Extracted data
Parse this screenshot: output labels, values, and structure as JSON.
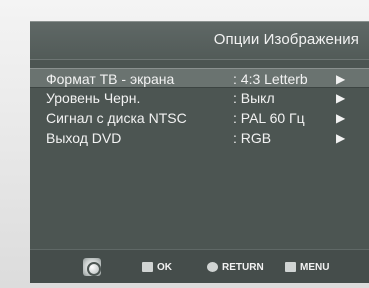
{
  "header": {
    "title": "Опции Изображения"
  },
  "menu": {
    "items": [
      {
        "label": "Формат ТВ - экрана",
        "value": ": 4:3 Letterb",
        "arrow": "▶"
      },
      {
        "label": "Уровень  Черн.",
        "value": ": Выкл",
        "arrow": "▶"
      },
      {
        "label": "Сигнал с диска NTSC",
        "value": ": PAL 60 Гц",
        "arrow": "▶"
      },
      {
        "label": "Выход DVD",
        "value": ": RGB",
        "arrow": "▶"
      }
    ]
  },
  "footer": {
    "nav_icon": "navigation-pad-icon",
    "ok_label": "OK",
    "return_label": "RETURN",
    "menu_label": "MENU"
  },
  "colors": {
    "screen_bg": "#4c5552",
    "text": "#f2f2f2",
    "selected_row": "#6a7370"
  }
}
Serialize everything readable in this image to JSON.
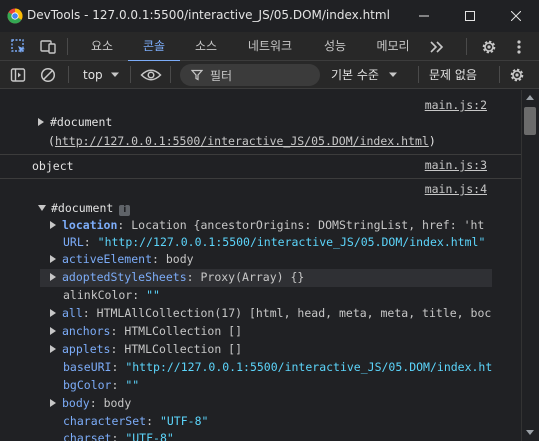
{
  "window": {
    "title": "DevTools - 127.0.0.1:5500/interactive_JS/05.DOM/index.html"
  },
  "tabs": [
    {
      "label": "요소"
    },
    {
      "label": "콘솔",
      "active": true
    },
    {
      "label": "소스"
    },
    {
      "label": "네트워크"
    },
    {
      "label": "성능"
    },
    {
      "label": "메모리"
    }
  ],
  "toolbar": {
    "context": "top",
    "filter_placeholder": "필터",
    "level": "기본 수준",
    "issues": "문제 없음"
  },
  "console": {
    "entries": [
      {
        "source": "main.js:2",
        "text": "#document",
        "link": "http://127.0.0.1:5500/interactive_JS/05.DOM/index.html"
      },
      {
        "source": "main.js:3",
        "text": "object"
      },
      {
        "source": "main.js:4",
        "text": "#document"
      }
    ],
    "props": [
      {
        "key": "location",
        "value": "Location {ancestorOrigins: DOMStringList, href: 'ht"
      },
      {
        "key": "URL",
        "value": "\"http://127.0.0.1:5500/interactive_JS/05.DOM/index.html\""
      },
      {
        "key": "activeElement",
        "value": "body"
      },
      {
        "key": "adoptedStyleSheets",
        "value": "Proxy(Array) {}"
      },
      {
        "key": "alinkColor",
        "value": "\"\""
      },
      {
        "key": "all",
        "value": "HTMLAllCollection(17) [html, head, meta, meta, title, boc"
      },
      {
        "key": "anchors",
        "value": "HTMLCollection []"
      },
      {
        "key": "applets",
        "value": "HTMLCollection []"
      },
      {
        "key": "baseURI",
        "value": "\"http://127.0.0.1:5500/interactive_JS/05.DOM/index.ht"
      },
      {
        "key": "bgColor",
        "value": "\"\""
      },
      {
        "key": "body",
        "value": "body"
      },
      {
        "key": "characterSet",
        "value": "\"UTF-8\""
      },
      {
        "key": "charset",
        "value": "\"UTF-8\""
      }
    ]
  },
  "colors": {
    "accent": "#7cacf8",
    "background": "#202124",
    "toolbar": "#282828"
  }
}
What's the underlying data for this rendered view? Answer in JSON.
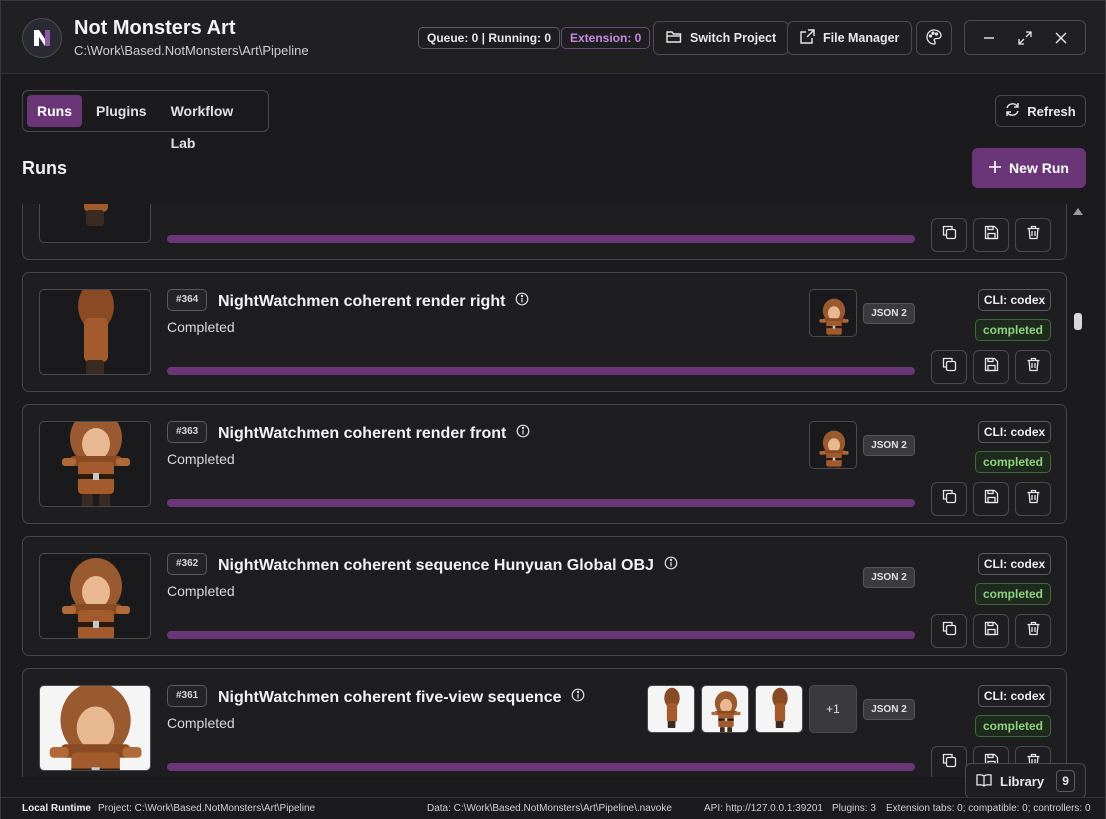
{
  "app": {
    "title": "Not Monsters Art",
    "path": "C:\\Work\\Based.NotMonsters\\Art\\Pipeline"
  },
  "header": {
    "queue_status": "Queue: 0 | Running: 0",
    "extension_status": "Extension: 0",
    "switch_project": "Switch Project",
    "file_manager": "File Manager"
  },
  "tabs": [
    {
      "label": "Runs",
      "active": true
    },
    {
      "label": "Plugins",
      "active": false
    },
    {
      "label": "Workflow Lab",
      "active": false
    }
  ],
  "toolbar": {
    "refresh": "Refresh",
    "new_run": "New Run"
  },
  "section": {
    "title": "Runs"
  },
  "runs": [
    {
      "number": "#364",
      "title": "NightWatchmen coherent render right",
      "status": "Completed",
      "json": "JSON 2",
      "cli": "CLI: codex",
      "state": "completed",
      "progress": 1.0
    },
    {
      "number": "#363",
      "title": "NightWatchmen coherent render front",
      "status": "Completed",
      "json": "JSON 2",
      "cli": "CLI: codex",
      "state": "completed",
      "progress": 1.0
    },
    {
      "number": "#362",
      "title": "NightWatchmen coherent sequence Hunyuan Global OBJ",
      "status": "Completed",
      "json": "JSON 2",
      "cli": "CLI: codex",
      "state": "completed",
      "progress": 1.0
    },
    {
      "number": "#361",
      "title": "NightWatchmen coherent five-view sequence",
      "status": "Completed",
      "json": "JSON 2",
      "cli": "CLI: codex",
      "state": "completed",
      "extra_outputs": "+1",
      "progress": 1.0
    }
  ],
  "library": {
    "label": "Library",
    "count": "9"
  },
  "statusbar": {
    "runtime": "Local Runtime",
    "project": "Project: C:\\Work\\Based.NotMonsters\\Art\\Pipeline",
    "data": "Data: C:\\Work\\Based.NotMonsters\\Art\\Pipeline\\.navoke",
    "api": "API: http://127.0.0.1:39201",
    "plugins": "Plugins: 3",
    "extensions": "Extension tabs: 0; compatible: 0; controllers: 0"
  },
  "colors": {
    "accent": "#6b3678",
    "success": "#8fd37e",
    "extension": "#c58ae0"
  },
  "icons": [
    "app-logo",
    "folder-open-icon",
    "external-link-icon",
    "palette-icon",
    "minimize-icon",
    "maximize-icon",
    "close-icon",
    "refresh-icon",
    "plus-icon",
    "info-icon",
    "copy-icon",
    "save-icon",
    "trash-icon",
    "book-icon"
  ]
}
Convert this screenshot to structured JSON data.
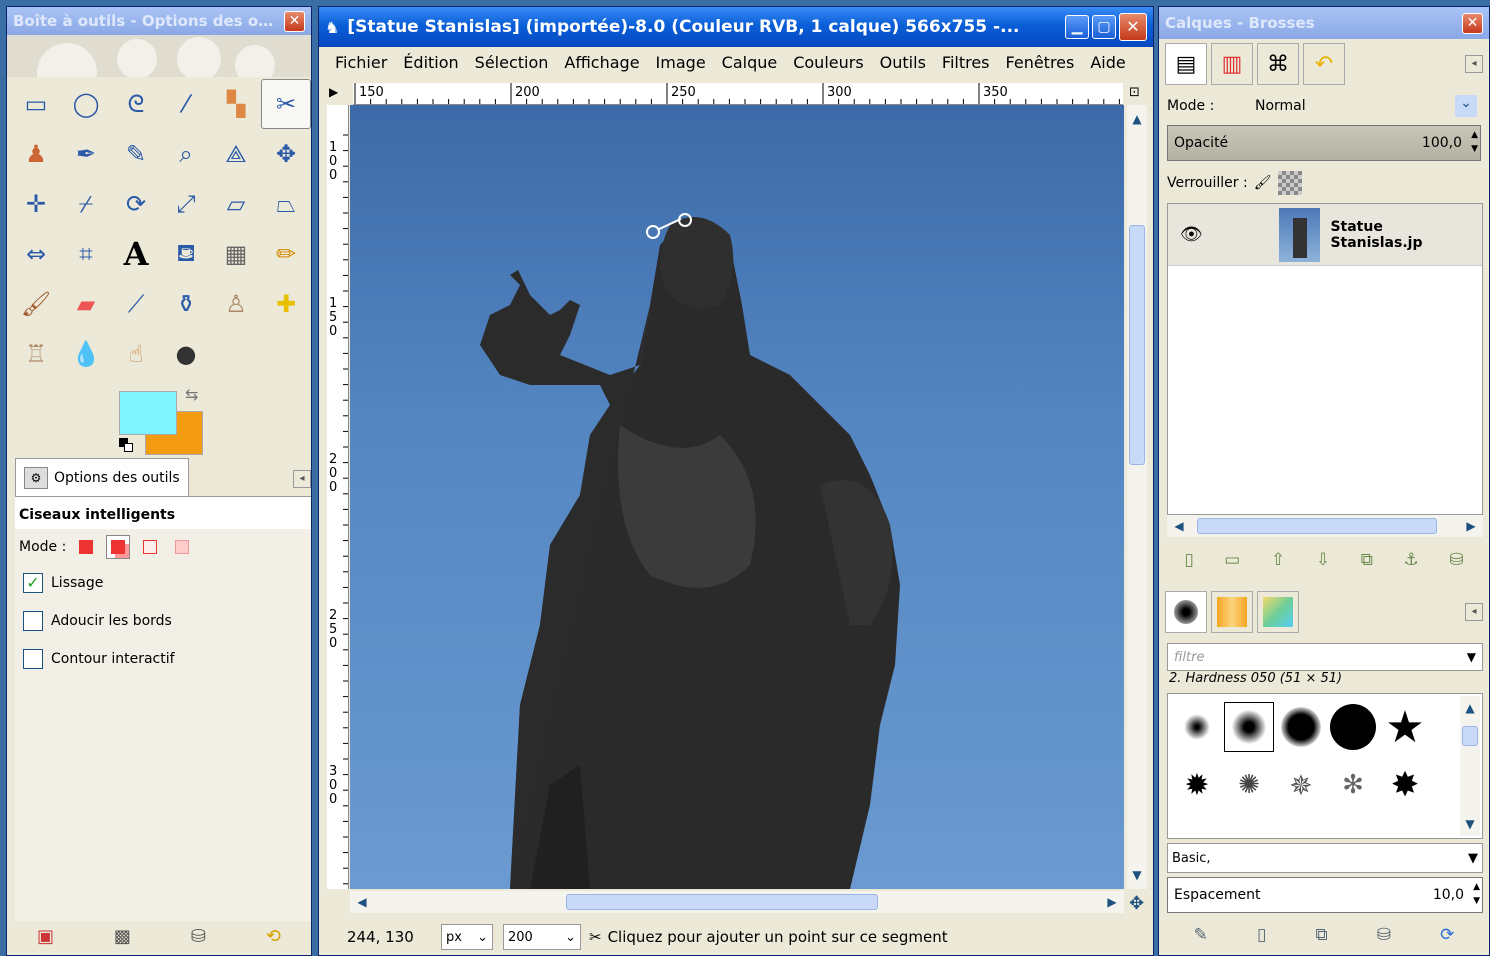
{
  "toolbox": {
    "title": "Boîte à outils - Options des ou...",
    "tools": [
      "rect-select",
      "ellipse-select",
      "free-select",
      "fuzzy-select",
      "select-by-color",
      "scissors",
      "foreground-select",
      "paths",
      "color-picker",
      "zoom",
      "measure",
      "move",
      "align",
      "crop",
      "rotate",
      "scale",
      "shear",
      "perspective",
      "flip",
      "cage",
      "text",
      "bucket-fill",
      "blend",
      "pencil",
      "paintbrush",
      "eraser",
      "airbrush",
      "ink",
      "clone",
      "heal",
      "perspective-clone",
      "blur",
      "smudge",
      "dodge-burn"
    ],
    "colors": {
      "fg": "#7df4ff",
      "bg": "#f39c12"
    },
    "options_tab": "Options des outils",
    "tool_name": "Ciseaux intelligents",
    "mode_label": "Mode :",
    "checkboxes": [
      {
        "label": "Lissage",
        "checked": true
      },
      {
        "label": "Adoucir les bords",
        "checked": false
      },
      {
        "label": "Contour interactif",
        "checked": false
      }
    ]
  },
  "image_window": {
    "title": "[Statue Stanislas] (importée)-8.0 (Couleur RVB, 1 calque) 566x755 -...",
    "menu": [
      "Fichier",
      "Édition",
      "Sélection",
      "Affichage",
      "Image",
      "Calque",
      "Couleurs",
      "Outils",
      "Filtres",
      "Fenêtres",
      "Aide"
    ],
    "ruler_h": [
      "150",
      "200",
      "250",
      "300",
      "350"
    ],
    "ruler_v": [
      "100",
      "150",
      "200",
      "250",
      "300"
    ],
    "coords": "244, 130",
    "unit": "px",
    "zoom": "200",
    "status": "Cliquez pour ajouter un point sur ce segment"
  },
  "dock": {
    "title": "Calques - Brosses",
    "mode_label": "Mode :",
    "mode_value": "Normal",
    "opacity_label": "Opacité",
    "opacity_value": "100,0",
    "lock_label": "Verrouiller :",
    "layer_name": "Statue Stanislas.jp",
    "filter_placeholder": "filtre",
    "brush_name": "2. Hardness 050 (51 × 51)",
    "brush_set": "Basic,",
    "spacing_label": "Espacement",
    "spacing_value": "10,0"
  }
}
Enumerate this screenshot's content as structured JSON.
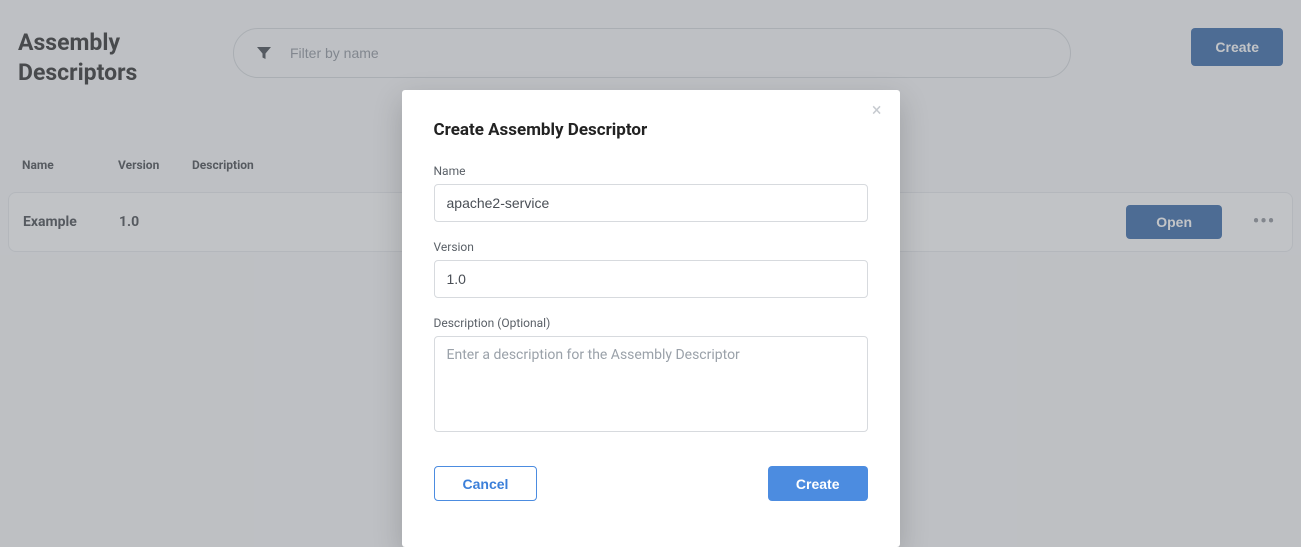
{
  "header": {
    "title_line1": "Assembly",
    "title_line2": "Descriptors",
    "filter_placeholder": "Filter by name",
    "create_label": "Create"
  },
  "columns": {
    "name": "Name",
    "version": "Version",
    "description": "Description"
  },
  "rows": [
    {
      "name": "Example",
      "version": "1.0",
      "description": "",
      "open_label": "Open"
    }
  ],
  "modal": {
    "title": "Create Assembly Descriptor",
    "fields": {
      "name_label": "Name",
      "name_value": "apache2-service",
      "version_label": "Version",
      "version_value": "1.0",
      "description_label": "Description (Optional)",
      "description_value": "",
      "description_placeholder": "Enter a description for the Assembly Descriptor"
    },
    "actions": {
      "cancel": "Cancel",
      "create": "Create"
    }
  }
}
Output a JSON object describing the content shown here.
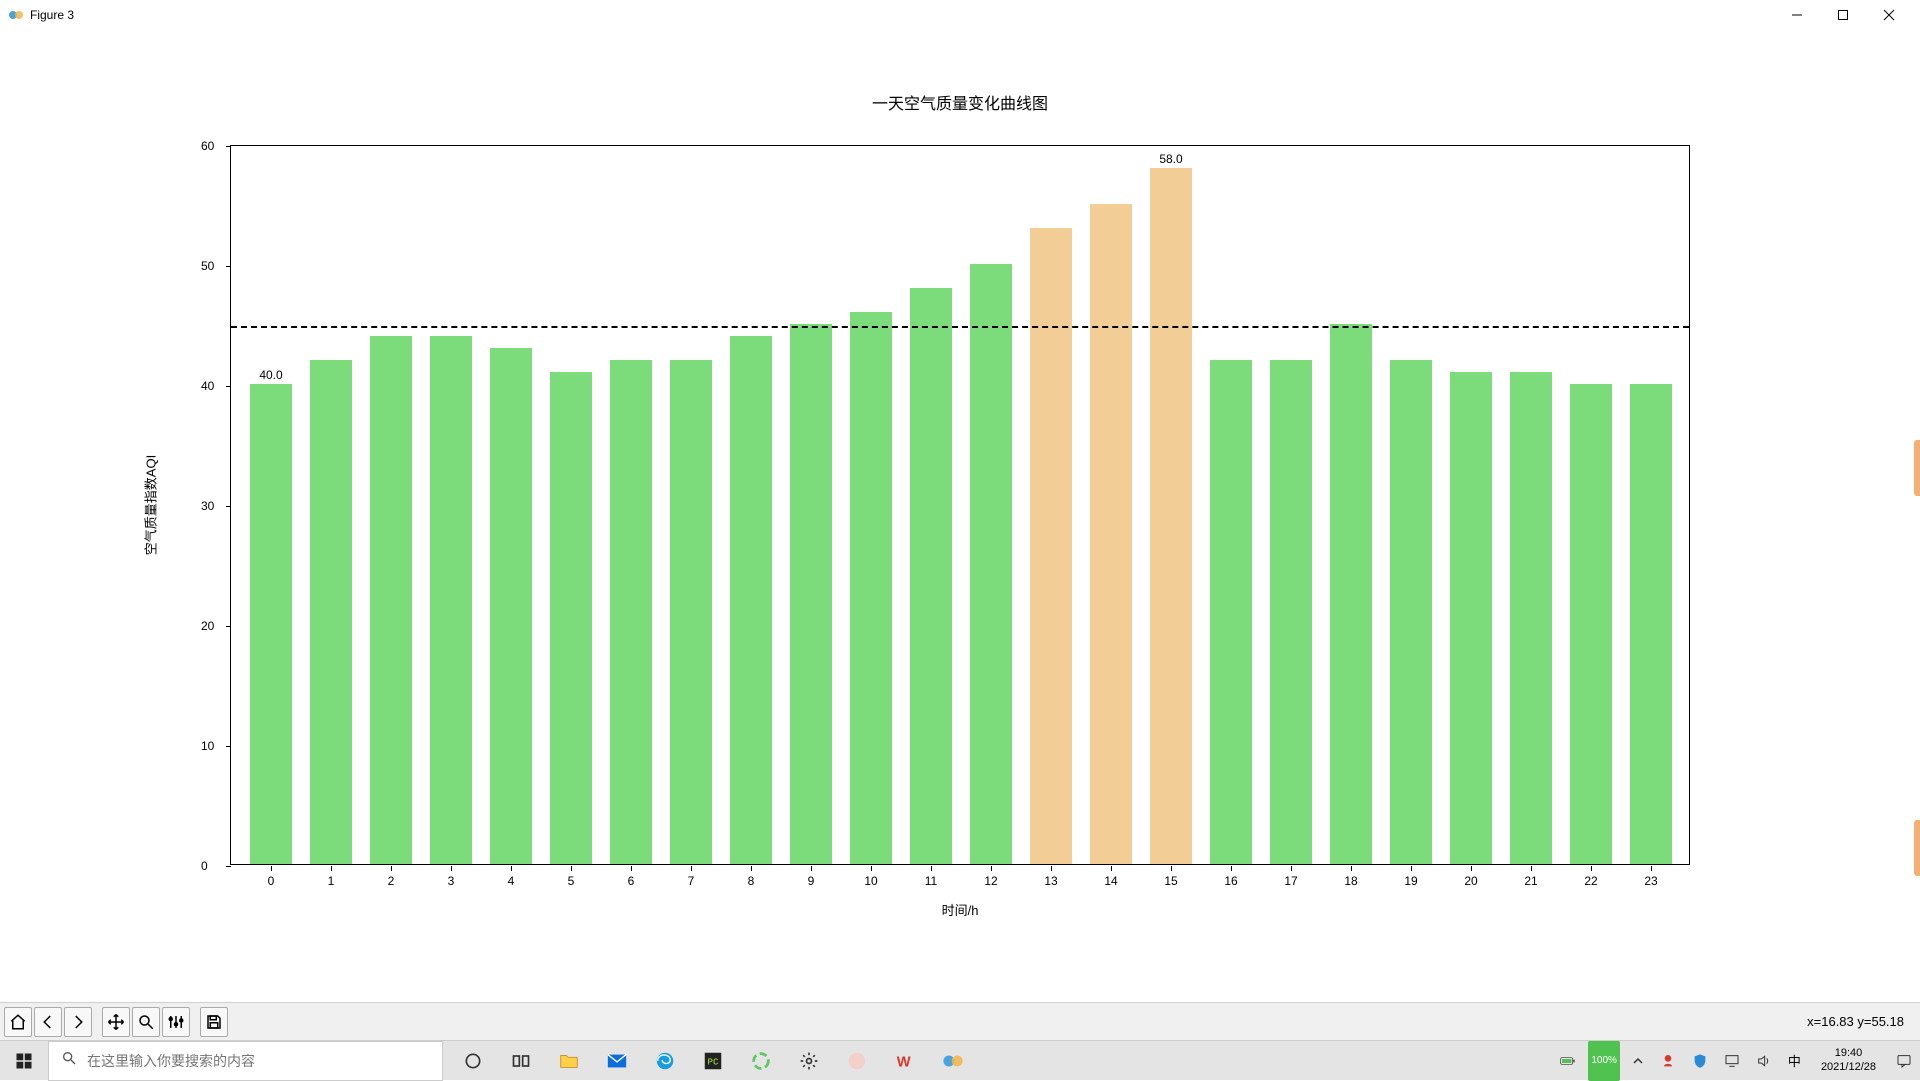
{
  "window": {
    "title": "Figure 3"
  },
  "chart_data": {
    "type": "bar",
    "title": "一天空气质量变化曲线图",
    "xlabel": "时间/h",
    "ylabel": "空气质量指数AQI",
    "ylim": [
      0,
      60
    ],
    "yticks": [
      0,
      10,
      20,
      30,
      40,
      50,
      60
    ],
    "categories": [
      "0",
      "1",
      "2",
      "3",
      "4",
      "5",
      "6",
      "7",
      "8",
      "9",
      "10",
      "11",
      "12",
      "13",
      "14",
      "15",
      "16",
      "17",
      "18",
      "19",
      "20",
      "21",
      "22",
      "23"
    ],
    "values": [
      40,
      42,
      44,
      44,
      43,
      41,
      42,
      42,
      44,
      45,
      46,
      48,
      50,
      53,
      55,
      58,
      42,
      42,
      45,
      42,
      41,
      41,
      40,
      40
    ],
    "colors": [
      "green",
      "green",
      "green",
      "green",
      "green",
      "green",
      "green",
      "green",
      "green",
      "green",
      "green",
      "green",
      "green",
      "orange",
      "orange",
      "orange",
      "green",
      "green",
      "green",
      "green",
      "green",
      "green",
      "green",
      "green"
    ],
    "hline": 45,
    "annotations": [
      {
        "index": 0,
        "text": "40.0"
      },
      {
        "index": 15,
        "text": "58.0"
      }
    ]
  },
  "coord_readout": "x=16.83 y=55.18",
  "search": {
    "placeholder": "在这里输入你要搜索的内容"
  },
  "battery": {
    "label": "100%"
  },
  "ime": {
    "label": "中"
  },
  "clock": {
    "time": "19:40",
    "date": "2021/12/28"
  }
}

Task requirements
Extract all lines of the records above that include "Pipeline".

Written solution
    "path": "C:\\Work\\Based.NotMonsters\\Art\\Pipeline"
    "project": "Project: C:\\Work\\Based.NotMonsters\\Art\\Pipeline",
    "data": "Data: C:\\Work\\Based.NotMonsters\\Art\\Pipeline\\.navoke",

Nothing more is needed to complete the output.